Entries from a visual dataset
┌────────

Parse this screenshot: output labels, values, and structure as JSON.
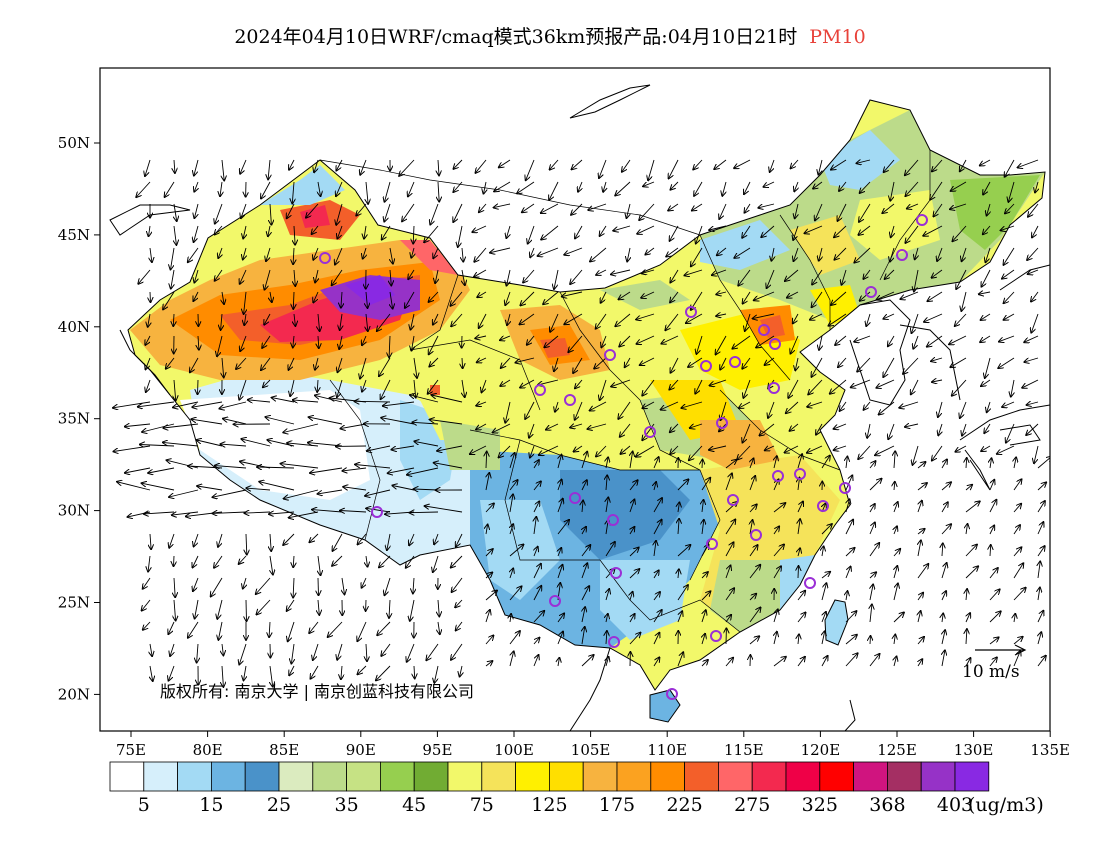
{
  "title": {
    "main": "2024年04月10日WRF/cmaq模式36km预报产品:04月10日21时",
    "species": "PM10"
  },
  "map": {
    "lon_ticks": [
      "75E",
      "80E",
      "85E",
      "90E",
      "95E",
      "100E",
      "105E",
      "110E",
      "115E",
      "120E",
      "125E",
      "130E",
      "135E"
    ],
    "lat_ticks": [
      "50N",
      "45N",
      "40N",
      "35N",
      "30N",
      "25N",
      "20N"
    ],
    "copyright": "版权所有: 南京大学 | 南京创蓝科技有限公司",
    "wind_reference": "10 m/s"
  },
  "colorbar": {
    "colors": [
      "#ffffff",
      "#d6effb",
      "#a3daf4",
      "#6cb4e2",
      "#4a92c9",
      "#dbebbf",
      "#bcdb8a",
      "#c6e284",
      "#96cf4f",
      "#71ac33",
      "#f2f86a",
      "#f5e35a",
      "#fff000",
      "#ffdf00",
      "#f7b33f",
      "#fba220",
      "#ff8c00",
      "#f35f2a",
      "#ff6668",
      "#f3294f",
      "#ef0047",
      "#ff0000",
      "#d0147f",
      "#a42f63",
      "#9632c7",
      "#8929e3"
    ],
    "labels": [
      "5",
      "15",
      "25",
      "35",
      "45",
      "75",
      "125",
      "175",
      "225",
      "275",
      "325",
      "368",
      "403"
    ],
    "unit": "(ug/m3)"
  }
}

└────────

▶ _Given request_
Show every line above in which the word "labels" occurs.

▶ _Response to the task_
Parse this screenshot: output labels, values, and structure as JSON.
    "labels": [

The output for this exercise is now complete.